▶ Requirements
A – In the comment thread about the othercott, what did Hoodwinked top last week?
B – Say whether each statement agrees with the comment thread about the othercott. Answer yes or no, and quote the words from the thread that decide it.
(i) The commenter who praises Over the Hedge says they support the othercott.
(ii) One commenter suggests screening a DVD of The New World outside the theatre.
(iii) One of The Da Vinci Code's producers called it "conservatively anti-Christian."
C – Write the next part of the comment thread about the othercott, starting after its last comment.

Yes, Ikiru is a great example… a student of mine watched that film and it lead him to explore Eastern philosophy, culminating in an amazing final research project and a change in his professional plans (being influenced by the film)
FWIW, I wouldn’t say that I “support” the othercott, but I will say that Over the Hedge is worth seeing.
What I mean is, I wouldn’t be embarrassed to take anybody to this film, and I don’t think anyone would say afterwards, “Oh, man, did we just pay to see that simply because it wasn’t The Da Vinci Code!?”
Those who liked Hoodwinked (the Cory Edwards cartoon topped the DVD sales charts last week) might also get a nice deja-vu vibe off of the Ben Folds songs and the hyperactive squirrel.
I don’t understand how going to see Over the Hedge (worthy as it might be) will “send a message” to Hollywood about quality Christian films. Is the Christian mission to show the entertainment industry how to entertain them properly?
When Christ went into the temple, he waded in and overturned the mess he found; he didn’t find a “good” temple to worship at instead.
The only reason I bring up this example, inappropriate as it probably seems (the cineplex is not a Christian temple), is to clarify our need to glorify God in all that we do. I don’t see how much glory I’m bringing to God by watching one movie so I don’t have to see another.
Anyhow, haven’t Christians learned anything from Last Temptation? All this othercott biz accomplishes is to increase box office appeal for Dan Brown’s highly speculative and irresponsible fiction. Why fatten his pocketbook all the more?
More to the point, do we really need more movies like Over the Hedge? Seems like we’ve had a glut of them lately. Personally, I think a better othercott would be to purchase a DVD of The New World and screen it on the wall outside the theatre, so filmgoers can see a real work of art.
Did you notice that the “10 other things to do” list directs viewers to movieguide dot org for recommended DVDs that “support faith”?
In my blindness, I cannot find that list. Does it include Andrei Rublev?
Go to the Other-cott site.
Scroll down to the bottom.
Click on the link that takes you to more…
“More to the point, do we really need more movies like Over the Hedge? Seems like we’ve had a glut of them lately.”
Do we really need more movies like the Dumb Vinci Code that insult Christians? Do you think H’wood’ll make any films that treat Islam as DVC treats Christianity? Can you imagine how they’d react if it were Mohammed who were being impugned rather than Christ? We only recently witnessed what some editorial cartoons did in Europe. So why the double standard with H’wood? Why is it OK for Christians, & especially Catholics, to be maligned & for the God they worship to be blasphemed? And I’m not trying to imply that you’re in any way supporting such a thing, Kool, obviously you would not. But to support DVC, to give it a $60+ million opening weekend is to send a message to H’wood to make Dan Brown’s other books into films (Angels & Demons tells further lies about Christianity & there are more DVC-like books out every month). The message the Othercott would send isn’t one of which sort of entertainment Christians would like to see but one that shows them they can’t produce offensive garbage & call it entertainment. Even one of DVC’s producers called it “conservatively anti-Christian” for cryin’ out loud – they know exactly what they’ve made!

▶ Extracted material
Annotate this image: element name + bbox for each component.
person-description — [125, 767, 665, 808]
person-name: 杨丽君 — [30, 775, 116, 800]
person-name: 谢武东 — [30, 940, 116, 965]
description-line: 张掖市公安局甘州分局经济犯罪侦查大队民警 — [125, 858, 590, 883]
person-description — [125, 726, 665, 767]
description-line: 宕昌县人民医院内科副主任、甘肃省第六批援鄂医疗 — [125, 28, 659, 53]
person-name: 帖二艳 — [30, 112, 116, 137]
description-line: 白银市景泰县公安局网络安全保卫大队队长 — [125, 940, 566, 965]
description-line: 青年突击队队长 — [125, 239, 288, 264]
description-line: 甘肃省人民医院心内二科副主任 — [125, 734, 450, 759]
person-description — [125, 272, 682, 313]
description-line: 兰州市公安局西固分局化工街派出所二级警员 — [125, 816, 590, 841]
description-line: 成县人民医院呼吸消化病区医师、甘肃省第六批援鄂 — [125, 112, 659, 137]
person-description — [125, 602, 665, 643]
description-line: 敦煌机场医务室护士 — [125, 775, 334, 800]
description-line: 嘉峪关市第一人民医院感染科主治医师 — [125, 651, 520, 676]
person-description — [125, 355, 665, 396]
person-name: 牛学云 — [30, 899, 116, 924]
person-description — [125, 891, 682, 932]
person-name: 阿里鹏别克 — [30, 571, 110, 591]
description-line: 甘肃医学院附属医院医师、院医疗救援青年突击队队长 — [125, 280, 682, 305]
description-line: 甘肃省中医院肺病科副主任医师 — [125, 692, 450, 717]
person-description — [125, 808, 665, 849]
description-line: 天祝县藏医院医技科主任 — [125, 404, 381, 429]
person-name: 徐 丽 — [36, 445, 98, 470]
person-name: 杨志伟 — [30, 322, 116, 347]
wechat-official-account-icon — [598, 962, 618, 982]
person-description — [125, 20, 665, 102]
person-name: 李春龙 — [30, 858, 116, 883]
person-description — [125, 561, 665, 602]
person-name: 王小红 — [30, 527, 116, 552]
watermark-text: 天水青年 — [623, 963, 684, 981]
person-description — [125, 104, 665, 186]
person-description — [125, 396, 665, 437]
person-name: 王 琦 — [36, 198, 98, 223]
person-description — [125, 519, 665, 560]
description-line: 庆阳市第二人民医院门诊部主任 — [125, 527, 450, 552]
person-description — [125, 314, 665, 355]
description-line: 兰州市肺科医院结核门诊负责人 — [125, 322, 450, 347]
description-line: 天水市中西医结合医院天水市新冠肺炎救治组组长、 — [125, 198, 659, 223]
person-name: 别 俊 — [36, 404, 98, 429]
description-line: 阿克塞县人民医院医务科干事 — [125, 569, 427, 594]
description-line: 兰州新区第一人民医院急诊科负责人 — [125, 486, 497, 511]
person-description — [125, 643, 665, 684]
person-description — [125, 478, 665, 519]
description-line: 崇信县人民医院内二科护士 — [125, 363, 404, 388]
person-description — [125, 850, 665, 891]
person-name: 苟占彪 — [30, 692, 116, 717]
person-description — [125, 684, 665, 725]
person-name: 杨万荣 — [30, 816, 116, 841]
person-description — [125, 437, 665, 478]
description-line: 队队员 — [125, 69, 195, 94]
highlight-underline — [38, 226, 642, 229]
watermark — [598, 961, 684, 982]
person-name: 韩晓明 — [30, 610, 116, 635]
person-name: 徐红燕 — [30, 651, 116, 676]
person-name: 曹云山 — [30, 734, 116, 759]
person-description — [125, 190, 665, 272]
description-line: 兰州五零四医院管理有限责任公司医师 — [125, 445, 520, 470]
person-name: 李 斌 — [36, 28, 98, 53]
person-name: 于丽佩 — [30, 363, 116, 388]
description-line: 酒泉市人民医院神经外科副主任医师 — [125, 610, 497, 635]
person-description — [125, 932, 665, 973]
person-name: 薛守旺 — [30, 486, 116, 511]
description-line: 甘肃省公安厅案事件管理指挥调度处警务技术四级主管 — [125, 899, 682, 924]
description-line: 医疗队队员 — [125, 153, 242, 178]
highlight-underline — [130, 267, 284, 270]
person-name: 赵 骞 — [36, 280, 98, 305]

▶ Task-by-task results
A – The DVD sales charts.

B –
(i) No: "I wouldn’t say that I “support” the othercott"
(ii) Yes: "purchase a DVD of The New World and screen it on the wall outside the theatre"
(iii) Yes: "Even one of DVC’s producers called it “conservatively anti-Christian”"

C –
Lord of the Rings was huge so now we’re starting to getting a bunch of fantasy & fantasy-looking films like Eragon, Beowulf, Tristan & Isolde, etc. American Pie was a huge success so there have been 3 sequels & dozens of imitators culminating in the dreadful The Benchwarmers. Recall the spate of SF movies that hit the screens after Star Wars in 1977. This is H’wood’s MO & has been back to the silents.
It’s very rare for H’wood folks to *get* a genre & understand what makes films like LOTR so much better than previous fantasy films. Usually, they just beat the genre until it’s bled to death & everyone’s sick of it. George Lucas recently said he thinks the Big Summer Blockbuster(TM) he’s helped to create (some say he did single-handedly) will be dead within 10 years for this very reason & folks will want to see smaller, more personal films. (Blockbuster fatigue, I guess.) I’m not so sure but I know what he means.
Over the Hedge is part of a genre milking, you’re absolute right, Kool. But which is better to support? We have an opportunity to vote with our dollar & tell H’wood that it’s not OK to malign our faith. If DVC has a bad opening weekend, they’ll get the message. And if OtH has a very nice opening weekend, that message will be driven home.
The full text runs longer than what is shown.